* _What needs to be done_
Read the records below. Copy each line where the string "Power" occurs.
+ + + + +
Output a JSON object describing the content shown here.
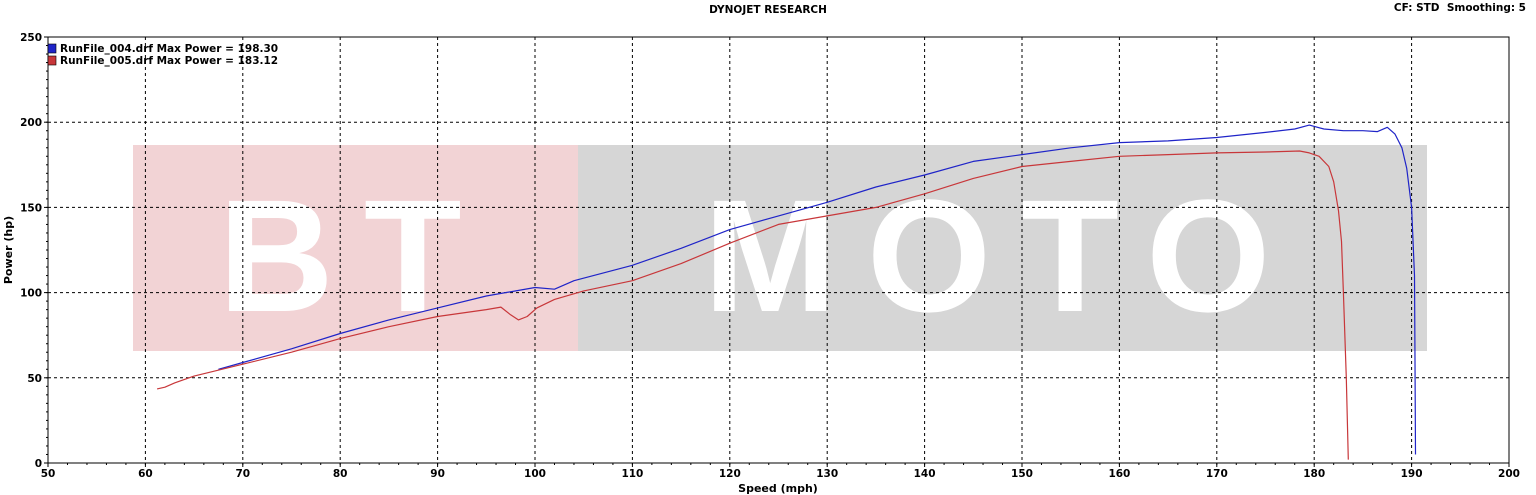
{
  "header": {
    "title": "DYNOJET RESEARCH",
    "settings": "CF: STD  Smoothing: 5"
  },
  "watermark": {
    "text_left": "BT",
    "text_right": "MOTO",
    "left_color": "#f2d3d5",
    "right_color": "#d6d6d6"
  },
  "chart_data": {
    "type": "line",
    "title": "DYNOJET RESEARCH",
    "xlabel": "Speed (mph)",
    "ylabel": "Power (hp)",
    "xlim": [
      50,
      200
    ],
    "ylim": [
      0,
      250
    ],
    "x_ticks": [
      50,
      60,
      70,
      80,
      90,
      100,
      110,
      120,
      130,
      140,
      150,
      160,
      170,
      180,
      190,
      200
    ],
    "y_ticks": [
      0,
      50,
      100,
      150,
      200,
      250
    ],
    "grid": true,
    "legend_position": "top-left",
    "series": [
      {
        "name": "RunFile_004.drf Max Power = 198.30",
        "color": "#1f24c8",
        "points": [
          [
            67.5,
            55
          ],
          [
            70,
            59
          ],
          [
            75,
            67
          ],
          [
            80,
            76
          ],
          [
            85,
            84
          ],
          [
            90,
            91
          ],
          [
            95,
            98
          ],
          [
            100,
            103
          ],
          [
            102,
            102
          ],
          [
            104,
            107
          ],
          [
            110,
            116
          ],
          [
            115,
            126
          ],
          [
            120,
            137
          ],
          [
            125,
            145
          ],
          [
            130,
            153
          ],
          [
            135,
            162
          ],
          [
            140,
            169
          ],
          [
            145,
            177
          ],
          [
            150,
            181
          ],
          [
            155,
            185
          ],
          [
            160,
            188
          ],
          [
            165,
            189
          ],
          [
            170,
            191
          ],
          [
            175,
            194
          ],
          [
            178,
            196
          ],
          [
            179.5,
            198.3
          ],
          [
            181,
            196
          ],
          [
            183,
            195
          ],
          [
            185,
            195
          ],
          [
            186.5,
            194.5
          ],
          [
            187.5,
            197
          ],
          [
            188.3,
            193
          ],
          [
            189,
            185
          ],
          [
            189.5,
            173
          ],
          [
            190,
            150
          ],
          [
            190.3,
            110
          ],
          [
            190.35,
            60
          ],
          [
            190.4,
            5
          ]
        ]
      },
      {
        "name": "RunFile_005.drf Max Power = 183.12",
        "color": "#c8373a",
        "points": [
          [
            61.2,
            43.5
          ],
          [
            62,
            44.5
          ],
          [
            63,
            47
          ],
          [
            65,
            51
          ],
          [
            70,
            58
          ],
          [
            75,
            65
          ],
          [
            80,
            73
          ],
          [
            85,
            80
          ],
          [
            90,
            86
          ],
          [
            95,
            90
          ],
          [
            96.5,
            91.5
          ],
          [
            97.5,
            87
          ],
          [
            98.3,
            84
          ],
          [
            99.2,
            86
          ],
          [
            100.2,
            91
          ],
          [
            102,
            96
          ],
          [
            105,
            101
          ],
          [
            110,
            107
          ],
          [
            115,
            117
          ],
          [
            120,
            129
          ],
          [
            125,
            140
          ],
          [
            130,
            145
          ],
          [
            135,
            150
          ],
          [
            140,
            158
          ],
          [
            145,
            167
          ],
          [
            150,
            174
          ],
          [
            155,
            177
          ],
          [
            160,
            180
          ],
          [
            165,
            181
          ],
          [
            170,
            182
          ],
          [
            175,
            182.5
          ],
          [
            178.5,
            183.12
          ],
          [
            179.5,
            182
          ],
          [
            180.5,
            180
          ],
          [
            181.5,
            174
          ],
          [
            182,
            165
          ],
          [
            182.5,
            148
          ],
          [
            182.8,
            130
          ],
          [
            183,
            100
          ],
          [
            183.3,
            50
          ],
          [
            183.5,
            2
          ]
        ]
      }
    ]
  }
}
+ + + + +
* _Solved problem_
    "ylabel": "Power (hp)",
        "name": "RunFile_004.drf Max Power = 198.30",
        "name": "RunFile_005.drf Max Power = 183.12",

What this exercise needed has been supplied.